Look below and pull out each line with the word "Area".

RECORDS FOR THIS TASK>
════════════════
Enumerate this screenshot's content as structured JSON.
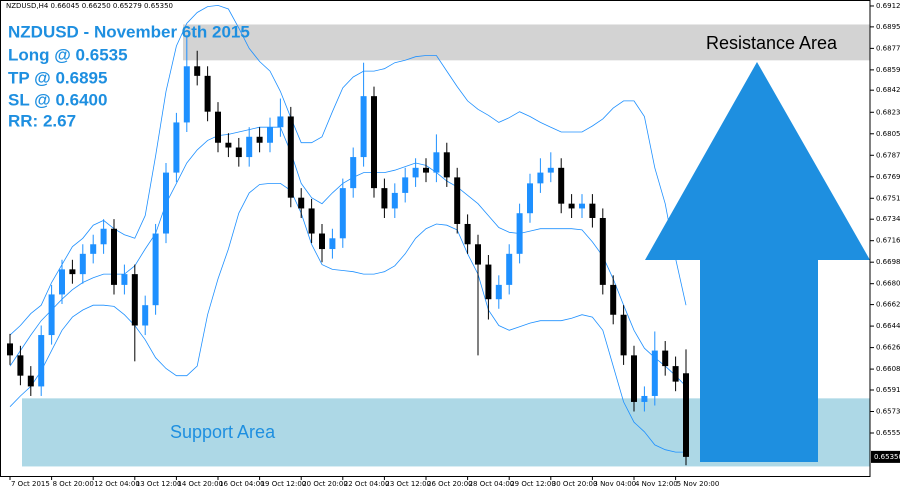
{
  "chart_data": {
    "type": "candlestick",
    "header": "NZDUSD,H4  0.66045 0.66250 0.65279 0.65350",
    "annotations": [
      "NZDUSD - November 6th 2015",
      "Long @ 0.6535",
      "TP @ 0.6895",
      "SL @ 0.6400",
      "RR: 2.67"
    ],
    "zones": [
      {
        "label": "Resistance Area",
        "range": [
          0.6867,
          0.6897
        ],
        "color": "#d3d3d3",
        "text_color": "#000000"
      },
      {
        "label": "Support Area",
        "range": [
          0.6527,
          0.6584
        ],
        "color": "#add8e6",
        "text_color": "#1e8fe0"
      }
    ],
    "up_color": "#1e90ff",
    "down_color": "#000000",
    "ylim": [
      0.6519,
      0.69175
    ],
    "yticks": [
      0.69125,
      {
        "value": 0.6895,
        "label": "0.68950"
      },
      {
        "value": 0.6877,
        "label": "0.68770"
      },
      {
        "value": 0.6859,
        "label": "0.68590"
      },
      {
        "value": 0.6842,
        "label": "0.68420"
      },
      0.68235,
      0.68055,
      0.67875,
      0.67695,
      0.67515,
      {
        "value": 0.6734,
        "label": "0.67340"
      },
      {
        "value": 0.6716,
        "label": "0.67160"
      },
      {
        "value": 0.6698,
        "label": "0.66980"
      },
      {
        "value": 0.668,
        "label": "0.66800"
      },
      0.66625,
      0.66445,
      0.66265,
      0.66085,
      {
        "value": 0.6591,
        "label": "0.65910"
      },
      {
        "value": 0.6573,
        "label": "0.65730"
      },
      {
        "value": 0.6555,
        "label": "0.65550"
      }
    ],
    "current_price": {
      "value": 0.6535,
      "label": "0.65350"
    },
    "categories": [
      "7 Oct 2015",
      null,
      null,
      null,
      "8 Oct 20:00",
      null,
      null,
      null,
      "12 Oct 04:00",
      null,
      null,
      null,
      "13 Oct 12:00",
      null,
      null,
      null,
      "14 Oct 20:00",
      null,
      null,
      null,
      "16 Oct 04:00",
      null,
      null,
      null,
      "19 Oct 12:00",
      null,
      null,
      null,
      "20 Oct 20:00",
      null,
      null,
      null,
      "22 Oct 04:00",
      null,
      null,
      null,
      "23 Oct 12:00",
      null,
      null,
      null,
      "26 Oct 20:00",
      null,
      null,
      null,
      "28 Oct 04:00",
      null,
      null,
      null,
      "29 Oct 12:00",
      null,
      null,
      null,
      "30 Oct 20:00",
      null,
      null,
      null,
      "3 Nov 04:00",
      null,
      null,
      null,
      "4 Nov 12:00",
      null,
      null,
      null,
      "5 Nov 20:00",
      null
    ],
    "open": [
      0.663,
      0.662,
      0.6603,
      0.6594,
      0.6637,
      0.6671,
      0.6692,
      0.6688,
      0.6705,
      0.6713,
      0.6726,
      0.6679,
      0.6688,
      0.6645,
      0.6662,
      0.6722,
      0.6773,
      0.6815,
      0.6862,
      0.6854,
      0.6824,
      0.6798,
      0.6794,
      0.6786,
      0.6803,
      0.6798,
      0.6811,
      0.682,
      0.6752,
      0.6743,
      0.6722,
      0.6709,
      0.6718,
      0.676,
      0.6786,
      0.6837,
      0.676,
      0.6743,
      0.6756,
      0.6769,
      0.6777,
      0.6773,
      0.679,
      0.6769,
      0.673,
      0.6713,
      0.6696,
      0.6667,
      0.6679,
      0.6705,
      0.6739,
      0.6764,
      0.6773,
      0.6777,
      0.6747,
      0.6743,
      0.6747,
      0.6735,
      0.6679,
      0.6654,
      0.662,
      0.6581,
      0.6586,
      0.6624,
      0.6611,
      0.6605
    ],
    "high": [
      0.6638,
      0.6628,
      0.6611,
      0.6645,
      0.6679,
      0.67,
      0.67,
      0.6713,
      0.6721,
      0.6734,
      0.6734,
      0.6696,
      0.6696,
      0.667,
      0.673,
      0.6781,
      0.6823,
      0.6888,
      0.6875,
      0.6862,
      0.6832,
      0.6806,
      0.6802,
      0.6811,
      0.6811,
      0.6819,
      0.6835,
      0.6828,
      0.676,
      0.6751,
      0.673,
      0.6726,
      0.6768,
      0.6794,
      0.6865,
      0.6845,
      0.6768,
      0.6764,
      0.6777,
      0.6785,
      0.6785,
      0.6805,
      0.6798,
      0.6777,
      0.6738,
      0.6721,
      0.6704,
      0.6687,
      0.6713,
      0.6747,
      0.6772,
      0.6785,
      0.679,
      0.6785,
      0.6755,
      0.6755,
      0.6755,
      0.6743,
      0.6687,
      0.6662,
      0.6628,
      0.6594,
      0.664,
      0.6632,
      0.6619,
      0.6625
    ],
    "low": [
      0.6612,
      0.6595,
      0.6586,
      0.6586,
      0.6629,
      0.6663,
      0.668,
      0.668,
      0.6697,
      0.6705,
      0.6671,
      0.6671,
      0.6615,
      0.6637,
      0.6654,
      0.6714,
      0.6765,
      0.6807,
      0.6846,
      0.6816,
      0.679,
      0.6786,
      0.6778,
      0.6778,
      0.679,
      0.679,
      0.6803,
      0.6744,
      0.6735,
      0.6714,
      0.6698,
      0.6701,
      0.671,
      0.6752,
      0.6778,
      0.6752,
      0.6735,
      0.6735,
      0.6748,
      0.6761,
      0.6765,
      0.6765,
      0.6761,
      0.6722,
      0.6705,
      0.662,
      0.665,
      0.6659,
      0.6671,
      0.6697,
      0.6731,
      0.6756,
      0.6765,
      0.6739,
      0.6735,
      0.6735,
      0.6727,
      0.6671,
      0.6646,
      0.6612,
      0.6573,
      0.6573,
      0.6578,
      0.6603,
      0.659,
      0.6528
    ],
    "close": [
      0.662,
      0.6603,
      0.6594,
      0.6637,
      0.6671,
      0.6692,
      0.6688,
      0.6705,
      0.6713,
      0.6726,
      0.6679,
      0.6688,
      0.6645,
      0.6662,
      0.6722,
      0.6773,
      0.6815,
      0.6862,
      0.6854,
      0.6824,
      0.6798,
      0.6794,
      0.6786,
      0.6803,
      0.6798,
      0.6811,
      0.682,
      0.6752,
      0.6743,
      0.6722,
      0.6709,
      0.6718,
      0.676,
      0.6786,
      0.6837,
      0.676,
      0.6743,
      0.6756,
      0.6769,
      0.6777,
      0.6773,
      0.679,
      0.6769,
      0.673,
      0.6713,
      0.6696,
      0.6667,
      0.6679,
      0.6705,
      0.6739,
      0.6764,
      0.6773,
      0.6777,
      0.6747,
      0.6743,
      0.6747,
      0.6735,
      0.6679,
      0.6654,
      0.662,
      0.6581,
      0.6586,
      0.6624,
      0.6611,
      0.6598,
      0.6535
    ],
    "lines": [
      {
        "color": "#1e90ff",
        "values": [
          0.6637,
          0.6645,
          0.6655,
          0.6662,
          0.6681,
          0.6696,
          0.6711,
          0.6718,
          0.6729,
          0.6733,
          0.6726,
          0.6721,
          0.6718,
          0.6737,
          0.6787,
          0.6841,
          0.6879,
          0.6898,
          0.6907,
          0.6912,
          0.6913,
          0.691,
          0.6894,
          0.6877,
          0.6866,
          0.6858,
          0.6841,
          0.6819,
          0.6798,
          0.6798,
          0.6803,
          0.6824,
          0.6844,
          0.6853,
          0.6858,
          0.6858,
          0.686,
          0.6865,
          0.6867,
          0.687,
          0.6871,
          0.6871,
          0.6858,
          0.6845,
          0.6833,
          0.6826,
          0.6821,
          0.6815,
          0.6819,
          0.6824,
          0.682,
          0.6815,
          0.6811,
          0.6807,
          0.6807,
          0.6807,
          0.6812,
          0.6818,
          0.6827,
          0.6833,
          0.6833,
          0.682,
          0.6777,
          0.6747,
          0.6701,
          0.6662
        ]
      },
      {
        "color": "#1e90ff",
        "values": [
          0.6611,
          0.6624,
          0.6637,
          0.6649,
          0.6658,
          0.6667,
          0.6675,
          0.6681,
          0.6685,
          0.6688,
          0.6688,
          0.6688,
          0.6695,
          0.6709,
          0.6722,
          0.6747,
          0.6764,
          0.6781,
          0.6792,
          0.68,
          0.6804,
          0.6805,
          0.6807,
          0.6809,
          0.6811,
          0.6811,
          0.6811,
          0.679,
          0.6764,
          0.6752,
          0.6747,
          0.6756,
          0.6764,
          0.6769,
          0.6773,
          0.6773,
          0.6773,
          0.6775,
          0.6778,
          0.6781,
          0.6779,
          0.6773,
          0.6766,
          0.6761,
          0.6754,
          0.6747,
          0.6737,
          0.6727,
          0.6723,
          0.6722,
          0.6724,
          0.6726,
          0.6726,
          0.6726,
          0.6726,
          0.6725,
          0.6715,
          0.6703,
          0.6684,
          0.6662,
          0.6641,
          0.6626,
          0.6618,
          0.6611,
          0.6603,
          0.6594
        ]
      },
      {
        "color": "#1e90ff",
        "values": [
          0.6577,
          0.6586,
          0.6594,
          0.6607,
          0.6624,
          0.6641,
          0.6652,
          0.6658,
          0.6662,
          0.6662,
          0.6661,
          0.6654,
          0.6645,
          0.6633,
          0.6618,
          0.6609,
          0.6603,
          0.6603,
          0.6611,
          0.6654,
          0.6684,
          0.6709,
          0.6739,
          0.6756,
          0.6763,
          0.6764,
          0.6764,
          0.6758,
          0.6739,
          0.6713,
          0.6696,
          0.6692,
          0.6691,
          0.669,
          0.6688,
          0.6688,
          0.669,
          0.6695,
          0.6705,
          0.6718,
          0.6726,
          0.673,
          0.6729,
          0.6725,
          0.6705,
          0.6688,
          0.6658,
          0.6645,
          0.6641,
          0.6644,
          0.6647,
          0.6649,
          0.6649,
          0.6649,
          0.6651,
          0.6654,
          0.6652,
          0.6641,
          0.6611,
          0.6581,
          0.6564,
          0.6556,
          0.6545,
          0.6541,
          0.6539,
          0.6539
        ]
      }
    ]
  }
}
════════════════
FINAL ANSWER>
        "label": "Resistance Area",
        "label": "Support Area",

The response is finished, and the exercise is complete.